>> BEGIN Records shown

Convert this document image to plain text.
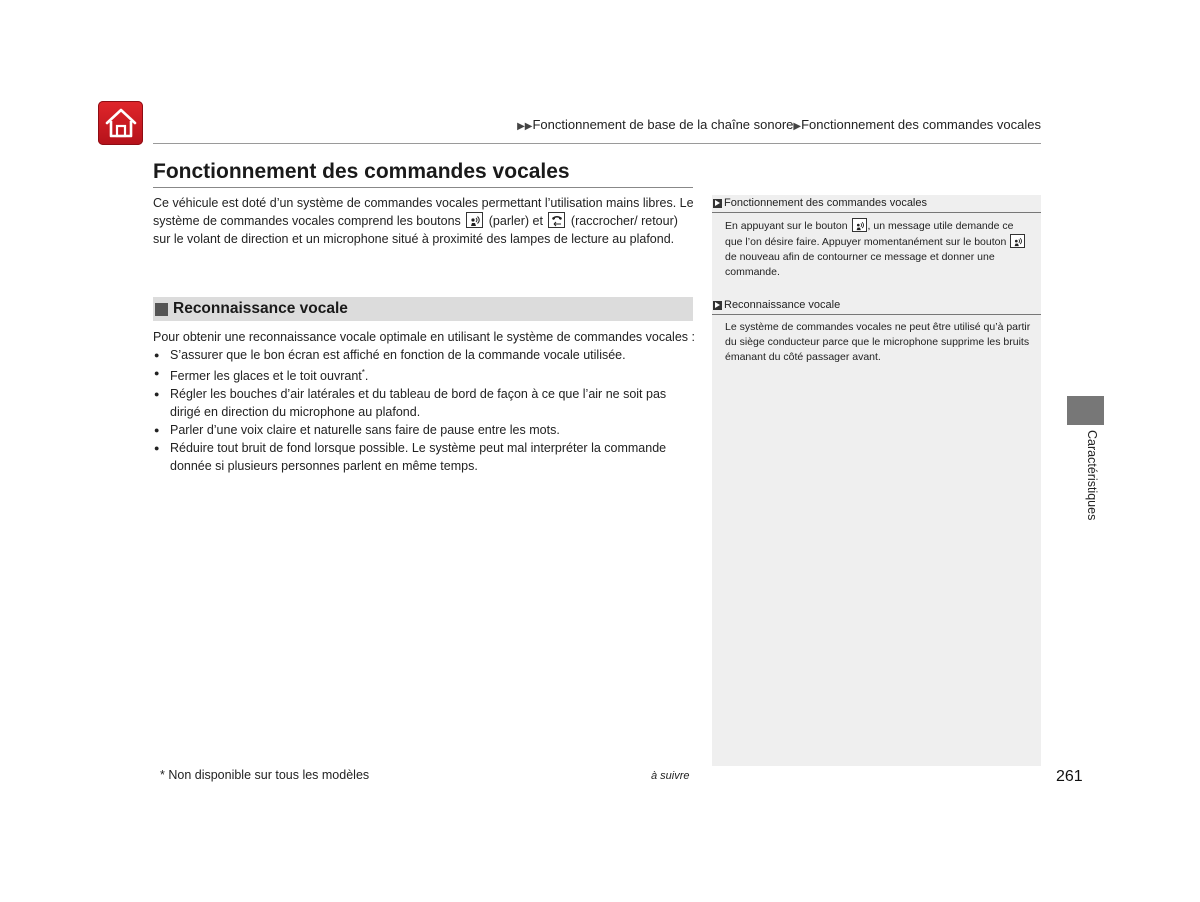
▶▶Fonctionnement de base de la chaîne sonore▶Fonctionnement des commandes vocales
Fonctionnement des commandes vocales

Ce véhicule est doté d’un système de commandes vocales permettant l’utilisation mains libres. Le système de commandes vocales comprend les boutons (parler) et (raccrocher/ retour) sur le volant de direction et un microphone situé à proximité des lampes de lecture au plafond.

Reconnaissance vocale

Pour obtenir une reconnaissance vocale optimale en utilisant le système de commandes vocales :

● S’assurer que le bon écran est affiché en fonction de la commande vocale utilisée.
● Fermer les glaces et le toit ouvrant*.
● Régler les bouches d’air latérales et du tableau de bord de façon à ce que l’air ne soit pas dirigé en direction du microphone au plafond.
● Parler d’une voix claire et naturelle sans faire de pause entre les mots.
● Réduire tout bruit de fond lorsque possible. Le système peut mal interpréter la commande donnée si plusieurs personnes parlent en même temps.
Fonctionnement des commandes vocales

En appuyant sur le bouton , un message utile demande ce que l’on désire faire. Appuyer momentanément sur le bouton
de nouveau afin de contourner ce message et donner une commande.

Reconnaissance vocale

Le système de commandes vocales ne peut être utilisé qu’à partir du siège conducteur parce que le microphone supprime les bruits émanant du côté passager avant.

Caractéristiques
* Non disponible sur tous les modèles	à suivre	261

>> END Records shown

> Exercise details
Your copy should repeat each entry above exactly but contain no pictures.

> In response
Convert this document image to plain text.
▶▶Fonctionnement de base de la chaîne sonore▶Fonctionnement des commandes vocales
Fonctionnement des commandes vocales

Ce véhicule est doté d’un système de commandes vocales permettant l’utilisation mains libres. Le système de commandes vocales comprend les boutons (parler) et (raccrocher/ retour) sur le volant de direction et un microphone situé à proximité des lampes de lecture au plafond.

Reconnaissance vocale

Pour obtenir une reconnaissance vocale optimale en utilisant le système de commandes vocales :

● S’assurer que le bon écran est affiché en fonction de la commande vocale utilisée.
● Fermer les glaces et le toit ouvrant*.
● Régler les bouches d’air latérales et du tableau de bord de façon à ce que l’air ne soit pas dirigé en direction du microphone au plafond.
● Parler d’une voix claire et naturelle sans faire de pause entre les mots.
● Réduire tout bruit de fond lorsque possible. Le système peut mal interpréter la commande donnée si plusieurs personnes parlent en même temps.
Fonctionnement des commandes vocales

En appuyant sur le bouton , un message utile demande ce que l’on désire faire. Appuyer momentanément sur le bouton
de nouveau afin de contourner ce message et donner une commande.

Reconnaissance vocale

Le système de commandes vocales ne peut être utilisé qu’à partir du siège conducteur parce que le microphone supprime les bruits émanant du côté passager avant.

Caractéristiques
* Non disponible sur tous les modèles	à suivre	261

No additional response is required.